**SET TASK**
Show each line of the data below that has the string "relative" in it.
· · · · ·
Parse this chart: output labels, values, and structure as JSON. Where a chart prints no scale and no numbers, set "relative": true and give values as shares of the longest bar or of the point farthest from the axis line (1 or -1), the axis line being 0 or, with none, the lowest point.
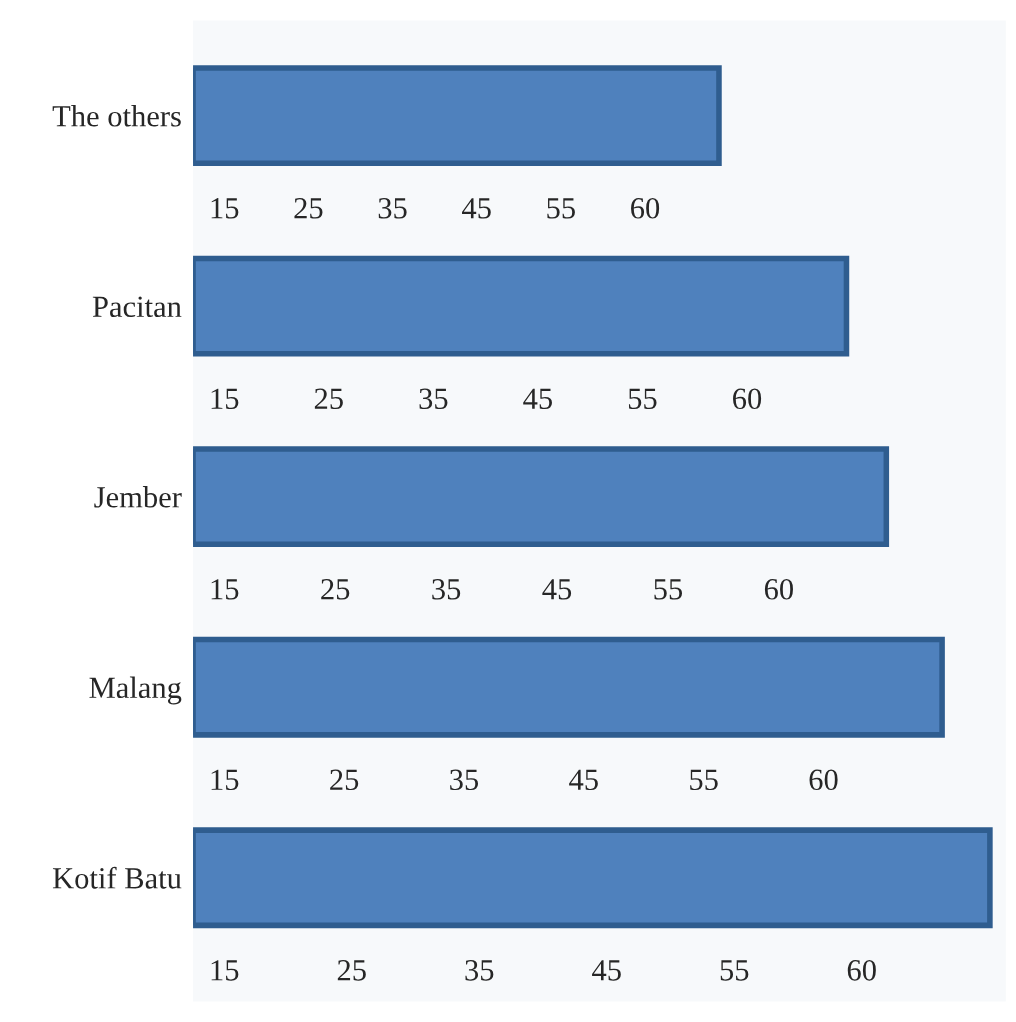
{
  "chart_data": {
    "type": "bar",
    "orientation": "horizontal",
    "relative": true,
    "categories": [
      "The others",
      "Pacitan",
      "Jember",
      "Malang",
      "Kotif Batu"
    ],
    "values": [
      0.66,
      0.82,
      0.87,
      0.94,
      1
    ],
    "color": "#4f81bd",
    "annotations": [
      "15 25 35 45 55 60",
      "15 25 35 45 55 60",
      "15 25 35 45 55 60",
      "15 25 35 45 55 60",
      "15 25 35 45 55 60"
    ],
    "grid": false,
    "legend": false
  }
}
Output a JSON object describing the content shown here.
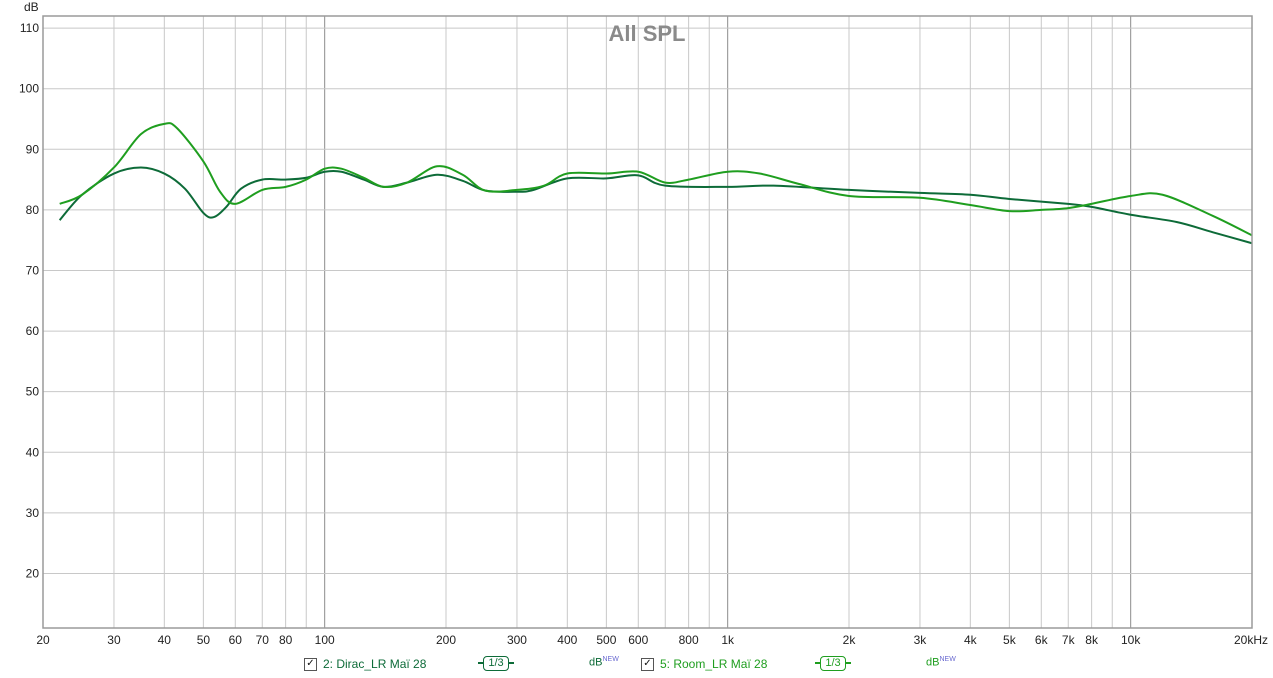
{
  "chart_data": {
    "type": "line",
    "title": "All SPL",
    "ylabel": "dB",
    "xlabel": "",
    "x_scale": "log",
    "xlim": [
      20,
      20000
    ],
    "ylim": [
      11,
      112
    ],
    "y_ticks": [
      20,
      30,
      40,
      50,
      60,
      70,
      80,
      90,
      100,
      110
    ],
    "x_ticks": [
      {
        "v": 20,
        "label": "20"
      },
      {
        "v": 30,
        "label": "30"
      },
      {
        "v": 40,
        "label": "40"
      },
      {
        "v": 50,
        "label": "50"
      },
      {
        "v": 60,
        "label": "60"
      },
      {
        "v": 70,
        "label": "70"
      },
      {
        "v": 80,
        "label": "80"
      },
      {
        "v": 100,
        "label": "100"
      },
      {
        "v": 200,
        "label": "200"
      },
      {
        "v": 300,
        "label": "300"
      },
      {
        "v": 400,
        "label": "400"
      },
      {
        "v": 500,
        "label": "500"
      },
      {
        "v": 600,
        "label": "600"
      },
      {
        "v": 800,
        "label": "800"
      },
      {
        "v": 1000,
        "label": "1k"
      },
      {
        "v": 2000,
        "label": "2k"
      },
      {
        "v": 3000,
        "label": "3k"
      },
      {
        "v": 4000,
        "label": "4k"
      },
      {
        "v": 5000,
        "label": "5k"
      },
      {
        "v": 6000,
        "label": "6k"
      },
      {
        "v": 7000,
        "label": "7k"
      },
      {
        "v": 8000,
        "label": "8k"
      },
      {
        "v": 10000,
        "label": "10k"
      },
      {
        "v": 20000,
        "label": "20kHz"
      }
    ],
    "grid": true,
    "series": [
      {
        "name": "2: Dirac_LR Maï 28",
        "color": "#0d6b38",
        "points": [
          [
            22,
            78.3
          ],
          [
            25,
            82.5
          ],
          [
            30,
            86.0
          ],
          [
            35,
            87.0
          ],
          [
            40,
            86.0
          ],
          [
            45,
            83.5
          ],
          [
            50,
            79.5
          ],
          [
            53,
            78.8
          ],
          [
            57,
            80.5
          ],
          [
            62,
            83.5
          ],
          [
            70,
            85.0
          ],
          [
            80,
            85.0
          ],
          [
            90,
            85.3
          ],
          [
            100,
            86.3
          ],
          [
            110,
            86.3
          ],
          [
            125,
            85.0
          ],
          [
            140,
            83.8
          ],
          [
            160,
            84.5
          ],
          [
            190,
            85.8
          ],
          [
            220,
            84.8
          ],
          [
            250,
            83.2
          ],
          [
            300,
            83.0
          ],
          [
            330,
            83.3
          ],
          [
            400,
            85.2
          ],
          [
            500,
            85.2
          ],
          [
            600,
            85.7
          ],
          [
            700,
            84.0
          ],
          [
            1000,
            83.8
          ],
          [
            1300,
            84.0
          ],
          [
            2000,
            83.3
          ],
          [
            3000,
            82.8
          ],
          [
            4000,
            82.5
          ],
          [
            5000,
            81.8
          ],
          [
            7000,
            81.0
          ],
          [
            8000,
            80.5
          ],
          [
            10000,
            79.2
          ],
          [
            13000,
            78.0
          ],
          [
            16000,
            76.3
          ],
          [
            20000,
            74.5
          ]
        ]
      },
      {
        "name": "5: Room_LR Maï 28",
        "color": "#1f9e1f",
        "points": [
          [
            22,
            81.0
          ],
          [
            25,
            82.5
          ],
          [
            30,
            87.0
          ],
          [
            35,
            92.5
          ],
          [
            40,
            94.2
          ],
          [
            43,
            93.5
          ],
          [
            50,
            88.0
          ],
          [
            55,
            83.0
          ],
          [
            60,
            81.0
          ],
          [
            70,
            83.3
          ],
          [
            80,
            83.8
          ],
          [
            90,
            85.0
          ],
          [
            100,
            86.8
          ],
          [
            110,
            86.8
          ],
          [
            125,
            85.3
          ],
          [
            140,
            83.8
          ],
          [
            160,
            84.5
          ],
          [
            190,
            87.2
          ],
          [
            220,
            85.8
          ],
          [
            250,
            83.2
          ],
          [
            300,
            83.3
          ],
          [
            350,
            84.0
          ],
          [
            400,
            86.0
          ],
          [
            500,
            86.0
          ],
          [
            600,
            86.3
          ],
          [
            700,
            84.5
          ],
          [
            800,
            85.0
          ],
          [
            1000,
            86.3
          ],
          [
            1200,
            86.0
          ],
          [
            1500,
            84.3
          ],
          [
            2000,
            82.3
          ],
          [
            3000,
            82.0
          ],
          [
            4000,
            80.8
          ],
          [
            5000,
            79.8
          ],
          [
            6000,
            80.0
          ],
          [
            7000,
            80.3
          ],
          [
            8000,
            81.0
          ],
          [
            10000,
            82.3
          ],
          [
            12000,
            82.5
          ],
          [
            16000,
            79.0
          ],
          [
            20000,
            75.8
          ]
        ]
      }
    ]
  },
  "legend": {
    "items": [
      {
        "label": "2: Dirac_LR Maï 28",
        "smoothing": "1/3",
        "unit": "dB",
        "unit_sup": "NEW",
        "color": "#0d6b38",
        "checked": "✓"
      },
      {
        "label": "5: Room_LR Maï 28",
        "smoothing": "1/3",
        "unit": "dB",
        "unit_sup": "NEW",
        "color": "#1f9e1f",
        "checked": "✓"
      }
    ]
  }
}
· · · · ·
**REPLY**
Parse this chart: output labels, values, and structure as JSON. Where a chart prints no scale and no numbers, set "relative": true and give values as shares of the longest bar or of the point farthest from the axis line (1 or -1), the axis line being 0 or, with none, the lowest point.
    "relative": true,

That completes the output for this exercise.